#### [What the exercise asks]
Look through the entries below and count the lines with the word "label" in them; give only the number.

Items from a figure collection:
§

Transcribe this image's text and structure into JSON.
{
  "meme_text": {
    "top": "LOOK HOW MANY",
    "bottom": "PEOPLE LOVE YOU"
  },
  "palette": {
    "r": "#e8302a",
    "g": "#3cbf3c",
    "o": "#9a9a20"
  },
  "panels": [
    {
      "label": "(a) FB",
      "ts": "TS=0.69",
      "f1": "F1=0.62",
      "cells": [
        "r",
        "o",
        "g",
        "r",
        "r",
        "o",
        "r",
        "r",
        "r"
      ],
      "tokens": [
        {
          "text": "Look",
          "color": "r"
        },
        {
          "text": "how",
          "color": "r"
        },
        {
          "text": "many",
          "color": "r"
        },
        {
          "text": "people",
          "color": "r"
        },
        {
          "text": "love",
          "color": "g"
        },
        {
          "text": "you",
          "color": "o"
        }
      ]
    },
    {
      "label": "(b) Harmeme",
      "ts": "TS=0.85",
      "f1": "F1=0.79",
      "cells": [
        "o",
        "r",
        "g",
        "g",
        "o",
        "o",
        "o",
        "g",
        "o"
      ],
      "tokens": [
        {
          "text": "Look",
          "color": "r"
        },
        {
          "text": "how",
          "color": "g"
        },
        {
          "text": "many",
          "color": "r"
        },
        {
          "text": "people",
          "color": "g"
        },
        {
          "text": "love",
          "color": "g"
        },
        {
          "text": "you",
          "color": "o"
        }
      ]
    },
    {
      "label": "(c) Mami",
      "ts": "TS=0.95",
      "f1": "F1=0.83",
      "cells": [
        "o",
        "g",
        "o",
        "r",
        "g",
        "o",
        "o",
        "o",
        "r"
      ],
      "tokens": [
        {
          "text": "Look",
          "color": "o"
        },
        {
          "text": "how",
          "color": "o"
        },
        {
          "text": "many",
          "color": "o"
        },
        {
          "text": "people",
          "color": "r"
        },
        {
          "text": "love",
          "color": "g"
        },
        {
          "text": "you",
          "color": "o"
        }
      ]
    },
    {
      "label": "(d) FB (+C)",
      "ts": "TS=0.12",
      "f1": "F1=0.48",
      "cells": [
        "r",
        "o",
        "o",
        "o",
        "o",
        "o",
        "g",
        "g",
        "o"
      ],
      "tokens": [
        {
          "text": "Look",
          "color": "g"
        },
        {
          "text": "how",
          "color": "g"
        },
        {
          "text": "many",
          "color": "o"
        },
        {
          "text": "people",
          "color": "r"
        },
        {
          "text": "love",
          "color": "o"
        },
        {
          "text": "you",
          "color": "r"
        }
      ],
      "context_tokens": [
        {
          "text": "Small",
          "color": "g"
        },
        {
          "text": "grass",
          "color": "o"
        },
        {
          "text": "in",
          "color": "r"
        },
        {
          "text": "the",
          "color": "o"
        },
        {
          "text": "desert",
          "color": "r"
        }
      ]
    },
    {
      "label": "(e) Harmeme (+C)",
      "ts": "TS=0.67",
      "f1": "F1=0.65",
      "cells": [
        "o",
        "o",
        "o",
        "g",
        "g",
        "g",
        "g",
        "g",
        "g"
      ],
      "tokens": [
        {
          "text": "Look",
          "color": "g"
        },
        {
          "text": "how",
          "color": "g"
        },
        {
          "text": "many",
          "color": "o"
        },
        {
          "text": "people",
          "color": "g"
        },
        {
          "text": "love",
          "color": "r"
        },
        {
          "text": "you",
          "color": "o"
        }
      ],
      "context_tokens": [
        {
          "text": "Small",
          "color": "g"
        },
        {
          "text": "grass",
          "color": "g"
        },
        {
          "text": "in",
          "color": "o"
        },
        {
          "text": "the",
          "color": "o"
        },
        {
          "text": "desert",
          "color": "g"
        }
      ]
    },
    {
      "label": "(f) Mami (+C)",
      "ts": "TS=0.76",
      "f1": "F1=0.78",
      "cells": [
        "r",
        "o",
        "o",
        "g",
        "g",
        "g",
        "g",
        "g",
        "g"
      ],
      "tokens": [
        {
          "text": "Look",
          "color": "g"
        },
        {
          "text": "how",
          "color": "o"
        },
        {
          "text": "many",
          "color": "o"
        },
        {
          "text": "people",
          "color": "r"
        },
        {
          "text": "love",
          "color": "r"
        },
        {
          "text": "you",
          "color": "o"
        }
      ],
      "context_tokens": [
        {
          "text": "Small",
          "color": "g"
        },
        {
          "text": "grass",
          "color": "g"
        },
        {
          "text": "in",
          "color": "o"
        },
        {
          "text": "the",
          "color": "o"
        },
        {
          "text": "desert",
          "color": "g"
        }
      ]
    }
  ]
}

§

#### [Exercise answer]
6